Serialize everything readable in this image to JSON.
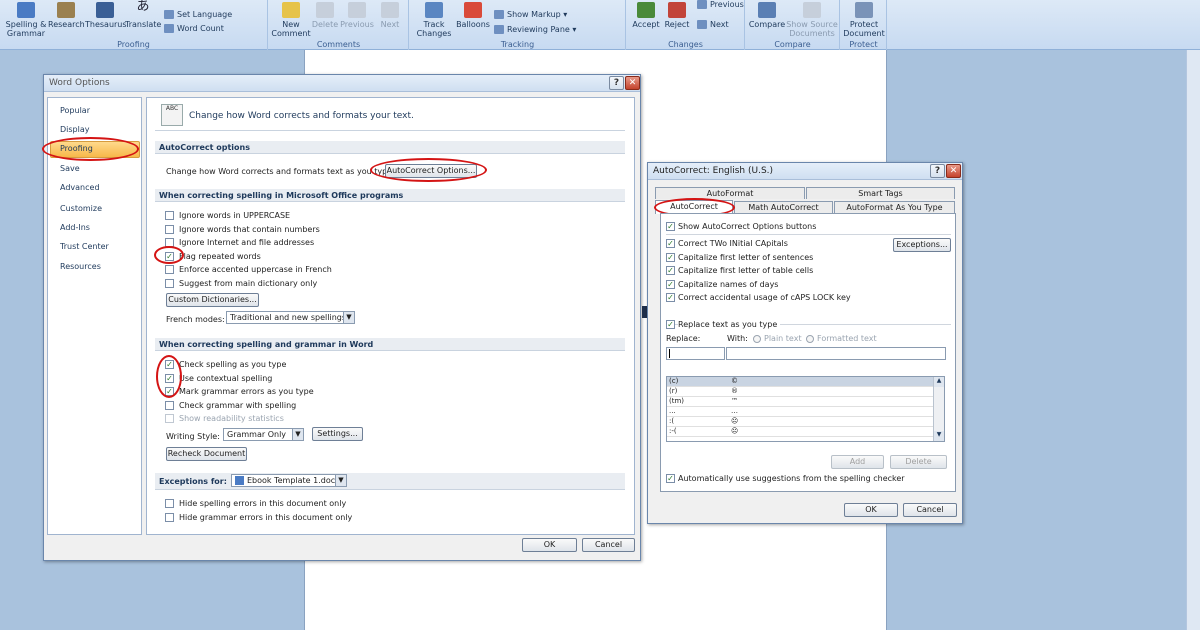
{
  "ribbon": {
    "proofing": {
      "caption": "Proofing",
      "spelling": "Spelling &\nGrammar",
      "research": "Research",
      "thesaurus": "Thesaurus",
      "translate": "Translate",
      "set_language": "Set Language",
      "word_count": "Word Count"
    },
    "comments": {
      "caption": "Comments",
      "new": "New\nComment",
      "delete": "Delete",
      "previous": "Previous",
      "next": "Next"
    },
    "tracking": {
      "caption": "Tracking",
      "track_changes": "Track\nChanges",
      "balloons": "Balloons",
      "show_markup": "Show Markup",
      "reviewing_pane": "Reviewing Pane"
    },
    "changes": {
      "caption": "Changes",
      "accept": "Accept",
      "reject": "Reject",
      "previous": "Previous",
      "next": "Next"
    },
    "compare": {
      "caption": "Compare",
      "compare": "Compare",
      "show_source": "Show Source\nDocuments"
    },
    "protect": {
      "caption": "Protect",
      "protect_doc": "Protect\nDocument"
    }
  },
  "word_options": {
    "title": "Word Options",
    "nav": [
      "Popular",
      "Display",
      "Proofing",
      "Save",
      "Advanced",
      "Customize",
      "Add-Ins",
      "Trust Center",
      "Resources"
    ],
    "header": "Change how Word corrects and formats your text.",
    "autocorrect_section": "AutoCorrect options",
    "autocorrect_text": "Change how Word corrects and formats text as you type:",
    "autocorrect_btn": "AutoCorrect Options...",
    "spelling_section": "When correcting spelling in Microsoft Office programs",
    "spelling_opts": [
      {
        "label": "Ignore words in UPPERCASE",
        "checked": false
      },
      {
        "label": "Ignore words that contain numbers",
        "checked": false
      },
      {
        "label": "Ignore Internet and file addresses",
        "checked": false
      },
      {
        "label": "Flag repeated words",
        "checked": true
      },
      {
        "label": "Enforce accented uppercase in French",
        "checked": false
      },
      {
        "label": "Suggest from main dictionary only",
        "checked": false
      }
    ],
    "custom_dict_btn": "Custom Dictionaries...",
    "french_modes_label": "French modes:",
    "french_modes_value": "Traditional and new spellings",
    "grammar_section": "When correcting spelling and grammar in Word",
    "grammar_opts": [
      {
        "label": "Check spelling as you type",
        "checked": true
      },
      {
        "label": "Use contextual spelling",
        "checked": true
      },
      {
        "label": "Mark grammar errors as you type",
        "checked": true
      },
      {
        "label": "Check grammar with spelling",
        "checked": false
      },
      {
        "label": "Show readability statistics",
        "checked": false
      }
    ],
    "writing_style_label": "Writing Style:",
    "writing_style_value": "Grammar Only",
    "settings_btn": "Settings...",
    "recheck_btn": "Recheck Document",
    "exceptions_label": "Exceptions for:",
    "exceptions_value": "Ebook Template 1.doc",
    "exceptions_opts": [
      {
        "label": "Hide spelling errors in this document only",
        "checked": false
      },
      {
        "label": "Hide grammar errors in this document only",
        "checked": false
      }
    ],
    "ok": "OK",
    "cancel": "Cancel"
  },
  "autocorrect": {
    "title": "AutoCorrect: English (U.S.)",
    "tabs_row1": [
      "AutoFormat",
      "Smart Tags"
    ],
    "tabs_row2": [
      "AutoCorrect",
      "Math AutoCorrect",
      "AutoFormat As You Type"
    ],
    "show_buttons": "Show AutoCorrect Options buttons",
    "opts": [
      "Correct TWo INitial CApitals",
      "Capitalize first letter of sentences",
      "Capitalize first letter of table cells",
      "Capitalize names of days",
      "Correct accidental usage of cAPS LOCK key"
    ],
    "exceptions_btn": "Exceptions...",
    "replace_as_type": "Replace text as you type",
    "replace_label": "Replace:",
    "with_label": "With:",
    "plain_text": "Plain text",
    "formatted_text": "Formatted text",
    "rows": [
      {
        "from": "(c)",
        "to": "©"
      },
      {
        "from": "(r)",
        "to": "®"
      },
      {
        "from": "(tm)",
        "to": "™"
      },
      {
        "from": "...",
        "to": "…"
      },
      {
        "from": ":(",
        "to": "☹"
      },
      {
        "from": ":-(",
        "to": "☹"
      }
    ],
    "add_btn": "Add",
    "delete_btn": "Delete",
    "auto_suggest": "Automatically use suggestions from the spelling checker",
    "ok": "OK",
    "cancel": "Cancel"
  }
}
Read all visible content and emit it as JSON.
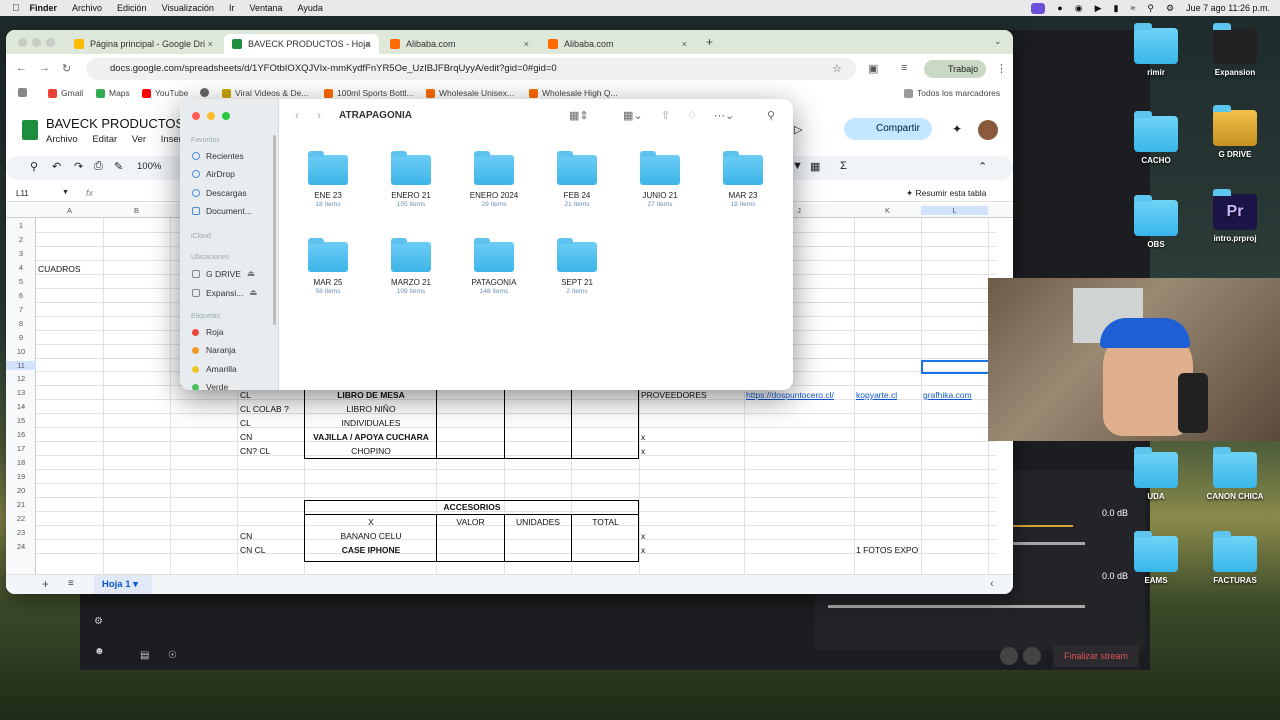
{
  "menubar": {
    "app": "Finder",
    "items": [
      "Archivo",
      "Edición",
      "Visualización",
      "Ir",
      "Ventana",
      "Ayuda"
    ],
    "clock": "Jue 7 ago 11:26 p.m."
  },
  "desktop": {
    "icons": [
      "Expansion",
      "G DRIVE",
      "intro.prproj",
      "CANON CHICA",
      "FACTURAS"
    ],
    "partial": [
      "rimir",
      "CACHO",
      "OBS",
      "UDA",
      "EAMS"
    ]
  },
  "obs": {
    "db1": "0.0 dB",
    "db2": "0.0 dB",
    "end_stream": "Finalizar stream"
  },
  "chrome": {
    "tabs": [
      "Página principal - Google Dri",
      "BAVECK PRODUCTOS - Hoja",
      "Alibaba.com",
      "Alibaba.com"
    ],
    "url": "docs.google.com/spreadsheets/d/1YFOtbIOXQJVIx-mmKydfFnYR5Oe_UzIBJFBrqUyyA/edit?gid=0#gid=0",
    "profile": "Trabajo",
    "bookmarks": [
      "Gmail",
      "Maps",
      "YouTube",
      "Viral Videos & De...",
      "100ml Sports Bottl...",
      "Wholesale Unisex...",
      "Wholesale High Q...",
      "Todos los marcadores"
    ]
  },
  "sheets": {
    "title": "BAVECK PRODUCTOS",
    "menu": [
      "Archivo",
      "Editar",
      "Ver",
      "Insertar"
    ],
    "share": "Compartir",
    "zoom": "100%",
    "cell_ref": "L11",
    "summarize": "Resumir esta tabla",
    "columns": [
      "A",
      "B",
      "J",
      "K",
      "L"
    ],
    "rows": [
      "1",
      "2",
      "3",
      "4",
      "5",
      "6",
      "7",
      "8",
      "9",
      "10",
      "11",
      "12",
      "13",
      "14",
      "15",
      "16",
      "17",
      "18",
      "19",
      "20",
      "21",
      "22",
      "23",
      "24"
    ],
    "a4": "CUADROS",
    "r13": {
      "c": "CL",
      "name": "LIBRO DE MESA",
      "i": "PROVEEDORES",
      "j": "https://dospuntocero.cl/",
      "k": "kopyarte.cl",
      "l": "grafhika.com"
    },
    "r14": {
      "c": "CL COLAB ?",
      "name": "LIBRO NIÑO"
    },
    "r15": {
      "c": "CL",
      "name": "INDIVIDUALES"
    },
    "r16": {
      "c": "CN",
      "name": "VAJILLA / APOYA CUCHARA",
      "i": "x"
    },
    "r17": {
      "c": "CN? CL",
      "name": "CHOPINO",
      "i": "x"
    },
    "acc_title": "ACCESORIOS",
    "acc_headers": [
      "X",
      "VALOR",
      "UNIDADES",
      "TOTAL"
    ],
    "r23": {
      "c": "CN",
      "name": "BANANO CELU",
      "i": "x"
    },
    "r24": {
      "c": "CN CL",
      "name": "CASE IPHONE",
      "i": "x",
      "k": "1 FOTOS EXPO"
    },
    "sheet_tab": "Hoja 1"
  },
  "finder": {
    "title": "ATRAPAGONIA",
    "sidebar": {
      "favoritos": "Favoritos",
      "fav": [
        "Recientes",
        "AirDrop",
        "Descargas",
        "Document..."
      ],
      "icloud": "iCloud",
      "ubicaciones": "Ubicaciones",
      "loc": [
        "G DRIVE",
        "Expansi..."
      ],
      "etiquetas": "Etiquetas",
      "tags": [
        "Roja",
        "Naranja",
        "Amarilla",
        "Verde"
      ]
    },
    "folders": [
      {
        "name": "ENE 23",
        "count": "18 ítems"
      },
      {
        "name": "ENERO 21",
        "count": "105 ítems"
      },
      {
        "name": "ENERO 2024",
        "count": "29 ítems"
      },
      {
        "name": "FEB 24",
        "count": "21 ítems"
      },
      {
        "name": "JUNIO 21",
        "count": "27 ítems"
      },
      {
        "name": "MAR 23",
        "count": "18 ítems"
      },
      {
        "name": "MAR 25",
        "count": "58 ítems"
      },
      {
        "name": "MARZO 21",
        "count": "109 ítems"
      },
      {
        "name": "PATAGONIA",
        "count": "148 ítems"
      },
      {
        "name": "SEPT 21",
        "count": "2 ítems"
      }
    ]
  }
}
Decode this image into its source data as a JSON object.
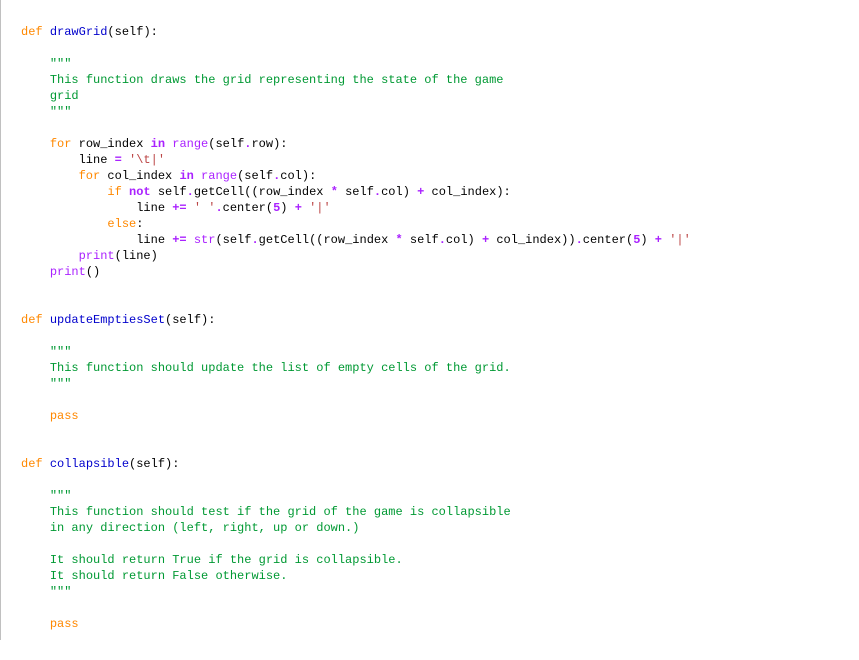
{
  "drawGrid": {
    "def": "def",
    "name": "drawGrid",
    "sig_open": "(",
    "self": "self",
    "sig_close": "):",
    "doc_open": "\"\"\"",
    "doc_line1": "This function draws the grid representing the state of the game",
    "doc_line2": "grid",
    "doc_close": "\"\"\"",
    "for1_kw": "for",
    "for1_var": " row_index ",
    "for1_in": "in",
    "for1_space": " ",
    "for1_range": "range",
    "for1_after": "(self",
    "for1_dot": ".",
    "for1_attr": "row):",
    "line_assign_lhs": "        line ",
    "line_assign_op": "=",
    "line_assign_space": " ",
    "line_assign_rhs": "'\\t|'",
    "for2_indent": "        ",
    "for2_kw": "for",
    "for2_var": " col_index ",
    "for2_in": "in",
    "for2_space": " ",
    "for2_range": "range",
    "for2_after": "(self",
    "for2_dot": ".",
    "for2_attr": "col):",
    "if_indent": "            ",
    "if_kw": "if",
    "if_space": " ",
    "if_not": "not",
    "if_after": " self",
    "if_dot1": ".",
    "if_call": "getCell((row_index ",
    "if_mul": "*",
    "if_after_mul": " self",
    "if_dot2": ".",
    "if_attr2": "col) ",
    "if_plus": "+",
    "if_after_plus": " col_index):",
    "line_plus1_indent": "                line ",
    "line_plus1_op": "+=",
    "line_plus1_space": " ",
    "line_plus1_str1": "' '",
    "line_plus1_dot": ".",
    "line_plus1_center": "center(",
    "line_plus1_five": "5",
    "line_plus1_close": ") ",
    "line_plus1_plus": "+",
    "line_plus1_space2": " ",
    "line_plus1_pipe": "'|'",
    "else_indent": "            ",
    "else_kw": "else",
    "else_colon": ":",
    "line_plus2_indent": "                line ",
    "line_plus2_op": "+=",
    "line_plus2_space": " ",
    "line_plus2_str": "str",
    "line_plus2_open": "(self",
    "line_plus2_dot1": ".",
    "line_plus2_call": "getCell((row_index ",
    "line_plus2_mul": "*",
    "line_plus2_after_mul": " self",
    "line_plus2_dot2": ".",
    "line_plus2_attr": "col) ",
    "line_plus2_plus1": "+",
    "line_plus2_after_plus": " col_index))",
    "line_plus2_dot3": ".",
    "line_plus2_center": "center(",
    "line_plus2_five": "5",
    "line_plus2_close": ") ",
    "line_plus2_plus2": "+",
    "line_plus2_space2": " ",
    "line_plus2_pipe": "'|'",
    "printline_indent": "        ",
    "print1": "print",
    "printline_arg": "(line)",
    "printblank_indent": "    ",
    "print2": "print",
    "print2_arg": "()"
  },
  "updateEmptiesSet": {
    "def": "def",
    "name": "updateEmptiesSet",
    "sig": "(self):",
    "doc_open": "\"\"\"",
    "doc_line1": "This function should update the list of empty cells of the grid.",
    "doc_close": "\"\"\"",
    "pass": "pass"
  },
  "collapsible": {
    "def": "def",
    "name": "collapsible",
    "sig": "(self):",
    "doc_open": "\"\"\"",
    "doc_line1": "This function should test if the grid of the game is collapsible",
    "doc_line2": "in any direction (left, right, up or down.)",
    "doc_line3": "",
    "doc_line4": "It should return True if the grid is collapsible.",
    "doc_line5": "It should return False otherwise.",
    "doc_close": "\"\"\"",
    "pass": "pass"
  }
}
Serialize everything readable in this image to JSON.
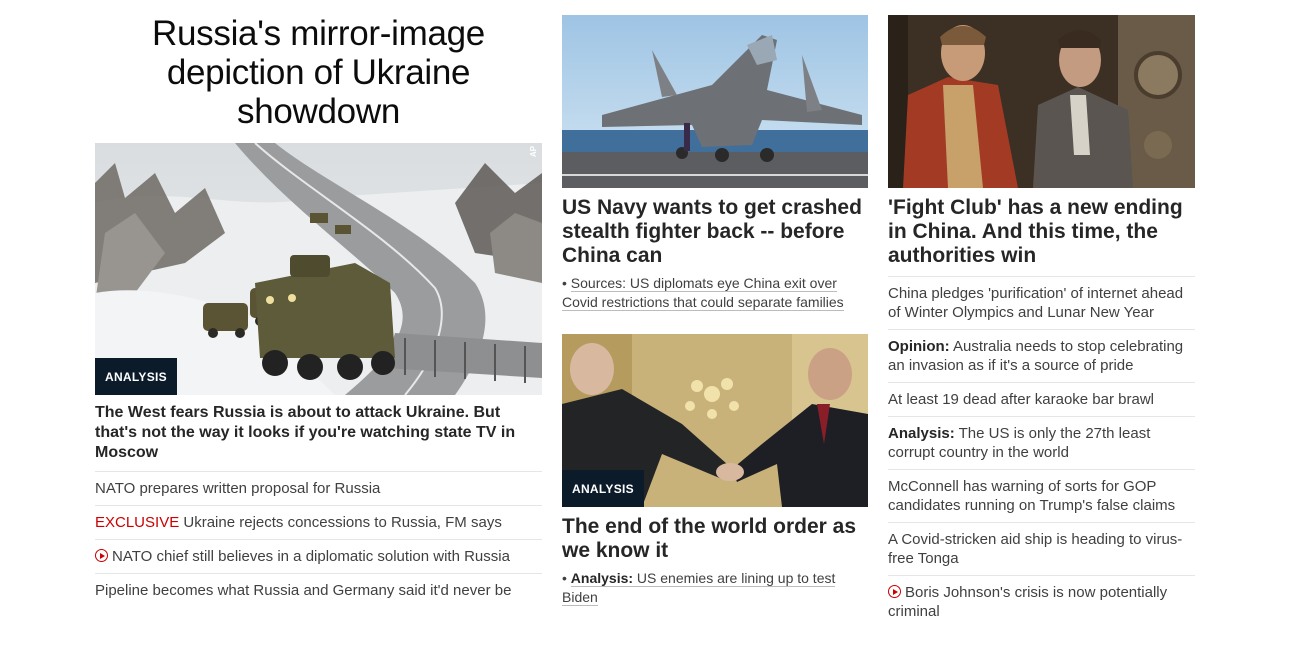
{
  "col1": {
    "zone_title": "Russia's mirror-image depiction of Ukraine showdown",
    "image": {
      "badge": "ANALYSIS",
      "credit": "AP"
    },
    "headline": "The West fears Russia is about to attack Ukraine. But that's not the way it looks if you're watching state TV in Moscow",
    "items": [
      {
        "text": "NATO prepares written proposal for Russia"
      },
      {
        "prefix": "EXCLUSIVE",
        "text": " Ukraine rejects concessions to Russia, FM says"
      },
      {
        "text": "NATO chief still believes in a diplomatic solution with Russia"
      },
      {
        "text": "Pipeline becomes what Russia and Germany said it'd never be"
      }
    ]
  },
  "col2": {
    "story1": {
      "headline": "US Navy wants to get crashed stealth fighter back -- before China can",
      "sub_bullet": "• ",
      "sub_text": "Sources: US diplomats eye China exit over Covid restrictions that could separate families"
    },
    "story2": {
      "badge": "ANALYSIS",
      "headline": "The end of the world order as we know it",
      "sub_bullet": "• ",
      "sub_label": "Analysis:",
      "sub_text": " US enemies are lining up to test Biden"
    }
  },
  "col3": {
    "headline": "'Fight Club' has a new ending in China. And this time, the authorities win",
    "items": [
      {
        "text": "China pledges 'purification' of internet ahead of Winter Olympics and Lunar New Year"
      },
      {
        "label": "Opinion:",
        "text": " Australia needs to stop celebrating an invasion as if it's a source of pride"
      },
      {
        "text": "At least 19 dead after karaoke bar brawl"
      },
      {
        "label": "Analysis:",
        "text": " The US is only the 27th least corrupt country in the world"
      },
      {
        "text": "McConnell has warning of sorts for GOP candidates running on Trump's false claims"
      },
      {
        "text": "A Covid-stricken aid ship is heading to virus-free Tonga"
      },
      {
        "text": "Boris Johnson's crisis is now potentially criminal"
      }
    ]
  }
}
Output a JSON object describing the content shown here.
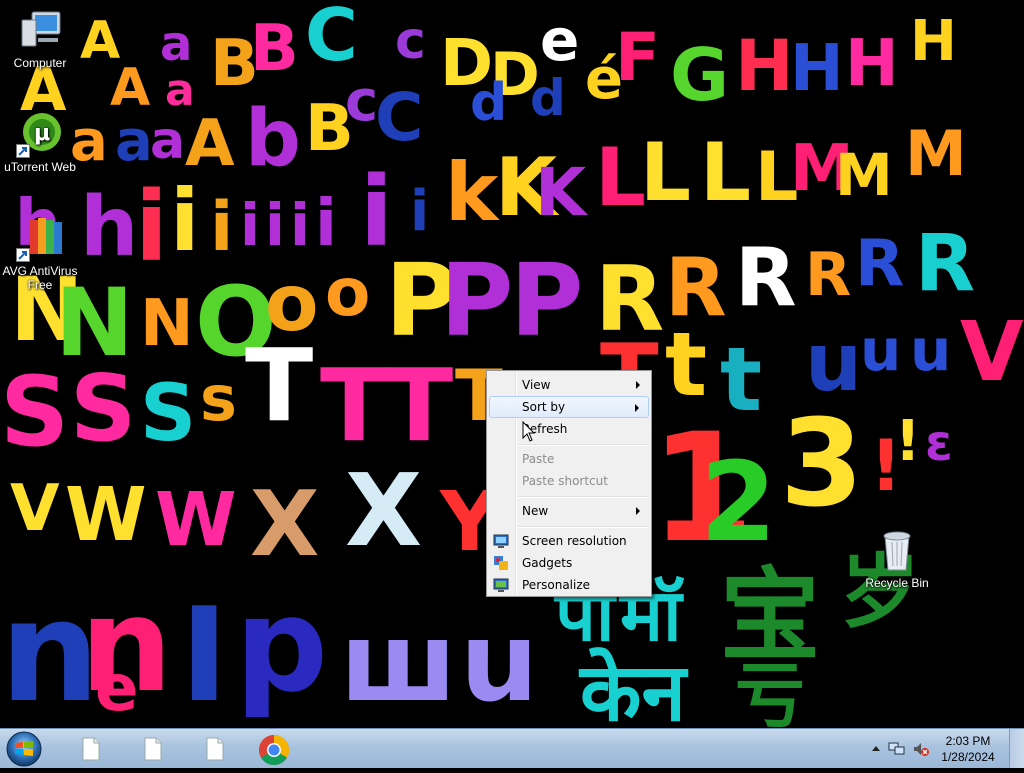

++++++

TASK INSTRUCTIONS
Every line of the material that includes the word "state" needs to be copied.

EXERCISE RESPONSE
    "doc_line1": "This function draws the grid representing the state of the game",
    "headline": "The West fears Russia is about to attack Ukraine. But that's not the way it looks if you're watching state TV in Moscow",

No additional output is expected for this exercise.